For each line below that contains the string "controle", copy that line.

* * *

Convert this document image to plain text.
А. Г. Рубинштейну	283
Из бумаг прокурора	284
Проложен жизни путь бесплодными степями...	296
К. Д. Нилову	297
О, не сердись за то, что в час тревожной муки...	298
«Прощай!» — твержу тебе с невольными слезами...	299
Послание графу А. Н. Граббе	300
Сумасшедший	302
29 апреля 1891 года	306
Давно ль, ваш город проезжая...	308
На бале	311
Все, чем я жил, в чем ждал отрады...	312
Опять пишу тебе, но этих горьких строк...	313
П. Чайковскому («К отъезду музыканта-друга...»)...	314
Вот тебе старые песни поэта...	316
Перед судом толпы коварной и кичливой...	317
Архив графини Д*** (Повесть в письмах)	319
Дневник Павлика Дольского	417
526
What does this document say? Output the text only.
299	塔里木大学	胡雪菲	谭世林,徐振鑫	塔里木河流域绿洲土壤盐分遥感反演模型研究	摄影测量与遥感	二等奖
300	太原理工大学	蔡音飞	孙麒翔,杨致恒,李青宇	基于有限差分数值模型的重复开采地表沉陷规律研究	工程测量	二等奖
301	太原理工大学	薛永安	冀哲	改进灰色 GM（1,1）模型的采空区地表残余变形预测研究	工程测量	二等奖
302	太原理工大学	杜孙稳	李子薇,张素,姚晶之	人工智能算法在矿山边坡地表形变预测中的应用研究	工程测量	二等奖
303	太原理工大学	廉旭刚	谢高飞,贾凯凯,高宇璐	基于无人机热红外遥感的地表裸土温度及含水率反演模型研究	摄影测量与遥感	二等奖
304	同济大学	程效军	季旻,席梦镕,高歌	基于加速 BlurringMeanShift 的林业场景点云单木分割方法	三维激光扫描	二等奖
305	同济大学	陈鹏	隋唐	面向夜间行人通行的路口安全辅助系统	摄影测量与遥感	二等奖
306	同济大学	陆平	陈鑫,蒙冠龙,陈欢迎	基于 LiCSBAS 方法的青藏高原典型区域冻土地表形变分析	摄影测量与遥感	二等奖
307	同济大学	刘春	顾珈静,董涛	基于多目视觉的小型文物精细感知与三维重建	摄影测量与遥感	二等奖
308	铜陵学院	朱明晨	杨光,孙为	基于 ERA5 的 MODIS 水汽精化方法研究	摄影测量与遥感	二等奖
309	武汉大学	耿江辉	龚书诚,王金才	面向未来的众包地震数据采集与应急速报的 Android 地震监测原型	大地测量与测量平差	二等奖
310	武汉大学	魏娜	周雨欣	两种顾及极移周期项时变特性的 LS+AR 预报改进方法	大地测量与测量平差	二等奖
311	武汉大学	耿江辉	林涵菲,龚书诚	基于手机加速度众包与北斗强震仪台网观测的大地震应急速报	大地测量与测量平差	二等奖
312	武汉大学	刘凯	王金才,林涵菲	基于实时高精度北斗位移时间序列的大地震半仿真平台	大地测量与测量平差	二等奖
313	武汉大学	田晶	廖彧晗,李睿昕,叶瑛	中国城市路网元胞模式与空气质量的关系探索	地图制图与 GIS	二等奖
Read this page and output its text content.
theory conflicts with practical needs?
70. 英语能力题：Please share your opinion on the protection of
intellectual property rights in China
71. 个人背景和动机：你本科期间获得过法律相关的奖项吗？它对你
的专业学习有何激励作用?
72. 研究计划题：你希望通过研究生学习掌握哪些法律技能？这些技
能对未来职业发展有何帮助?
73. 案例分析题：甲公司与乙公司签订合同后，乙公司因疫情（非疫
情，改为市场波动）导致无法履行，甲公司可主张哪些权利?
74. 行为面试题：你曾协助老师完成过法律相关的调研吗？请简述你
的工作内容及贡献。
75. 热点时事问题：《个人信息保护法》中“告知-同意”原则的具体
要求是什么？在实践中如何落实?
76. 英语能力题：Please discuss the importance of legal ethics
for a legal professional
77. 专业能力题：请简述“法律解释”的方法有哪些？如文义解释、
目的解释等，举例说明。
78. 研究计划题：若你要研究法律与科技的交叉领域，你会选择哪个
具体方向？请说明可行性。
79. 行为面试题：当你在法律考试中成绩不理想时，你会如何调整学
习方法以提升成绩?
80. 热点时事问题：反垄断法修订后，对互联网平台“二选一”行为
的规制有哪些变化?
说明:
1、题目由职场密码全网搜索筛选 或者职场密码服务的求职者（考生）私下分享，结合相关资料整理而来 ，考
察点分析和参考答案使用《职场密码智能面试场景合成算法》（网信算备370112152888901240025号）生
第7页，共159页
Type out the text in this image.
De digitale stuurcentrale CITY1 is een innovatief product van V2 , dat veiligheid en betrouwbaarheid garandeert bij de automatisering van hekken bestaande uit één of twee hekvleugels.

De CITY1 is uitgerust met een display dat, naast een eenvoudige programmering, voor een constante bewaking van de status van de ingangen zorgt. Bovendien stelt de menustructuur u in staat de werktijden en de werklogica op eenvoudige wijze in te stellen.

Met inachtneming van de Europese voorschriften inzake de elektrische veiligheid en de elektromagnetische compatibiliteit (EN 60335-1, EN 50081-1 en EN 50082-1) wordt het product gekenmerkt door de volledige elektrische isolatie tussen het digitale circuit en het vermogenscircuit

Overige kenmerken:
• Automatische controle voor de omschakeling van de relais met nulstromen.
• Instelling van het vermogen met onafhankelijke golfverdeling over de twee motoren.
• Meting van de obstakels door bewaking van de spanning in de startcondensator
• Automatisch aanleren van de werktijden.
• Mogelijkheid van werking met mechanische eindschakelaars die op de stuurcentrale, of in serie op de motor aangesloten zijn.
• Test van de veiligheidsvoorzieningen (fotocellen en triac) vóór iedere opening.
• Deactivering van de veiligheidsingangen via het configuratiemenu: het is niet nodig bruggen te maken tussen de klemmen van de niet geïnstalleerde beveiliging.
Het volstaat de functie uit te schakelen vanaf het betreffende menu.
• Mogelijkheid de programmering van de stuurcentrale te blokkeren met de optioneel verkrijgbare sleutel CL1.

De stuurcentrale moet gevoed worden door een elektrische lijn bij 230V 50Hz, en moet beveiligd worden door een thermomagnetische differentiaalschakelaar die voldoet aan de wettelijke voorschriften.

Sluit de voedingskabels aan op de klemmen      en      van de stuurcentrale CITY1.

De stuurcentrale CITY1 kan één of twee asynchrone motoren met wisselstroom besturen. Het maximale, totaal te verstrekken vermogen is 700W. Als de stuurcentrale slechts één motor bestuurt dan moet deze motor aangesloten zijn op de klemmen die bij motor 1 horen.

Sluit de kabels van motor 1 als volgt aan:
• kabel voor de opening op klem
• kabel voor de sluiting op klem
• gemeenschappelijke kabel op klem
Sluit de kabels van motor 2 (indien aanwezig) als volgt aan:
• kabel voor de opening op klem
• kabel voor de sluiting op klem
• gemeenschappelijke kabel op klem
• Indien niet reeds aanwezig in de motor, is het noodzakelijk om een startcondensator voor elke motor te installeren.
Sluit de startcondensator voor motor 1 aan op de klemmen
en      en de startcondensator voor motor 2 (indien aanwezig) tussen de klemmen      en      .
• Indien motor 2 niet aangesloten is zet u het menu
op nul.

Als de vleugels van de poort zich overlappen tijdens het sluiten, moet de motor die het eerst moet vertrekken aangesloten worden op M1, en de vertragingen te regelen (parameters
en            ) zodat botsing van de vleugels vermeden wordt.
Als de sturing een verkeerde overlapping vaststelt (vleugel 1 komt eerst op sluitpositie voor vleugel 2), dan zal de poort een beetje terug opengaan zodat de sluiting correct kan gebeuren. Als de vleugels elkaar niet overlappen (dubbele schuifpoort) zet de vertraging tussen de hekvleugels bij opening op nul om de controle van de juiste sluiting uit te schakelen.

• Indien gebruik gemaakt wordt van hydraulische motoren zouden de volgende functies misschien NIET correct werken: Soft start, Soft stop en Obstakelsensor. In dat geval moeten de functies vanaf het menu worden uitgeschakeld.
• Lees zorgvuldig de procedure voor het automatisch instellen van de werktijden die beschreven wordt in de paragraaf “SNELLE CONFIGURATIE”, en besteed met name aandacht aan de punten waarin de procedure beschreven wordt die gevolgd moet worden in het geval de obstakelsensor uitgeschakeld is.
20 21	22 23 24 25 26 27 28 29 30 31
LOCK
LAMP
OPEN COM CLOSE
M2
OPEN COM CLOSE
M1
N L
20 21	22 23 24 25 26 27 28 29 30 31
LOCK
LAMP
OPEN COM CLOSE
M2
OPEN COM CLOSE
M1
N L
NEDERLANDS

* * *

** RIGHT ANSWER **
• Automatische controle voor de omschakeling van de relais met nulstromen.
Als de sturing een verkeerde overlapping vaststelt (vleugel 1 komt eerst op sluitpositie voor vleugel 2), dan zal de poort een beetje terug opengaan zodat de sluiting correct kan gebeuren. Als de vleugels elkaar niet overlappen (dubbele schuifpoort) zet de vertraging tussen de hekvleugels bij opening op nul om de controle van de juiste sluiting uit te schakelen.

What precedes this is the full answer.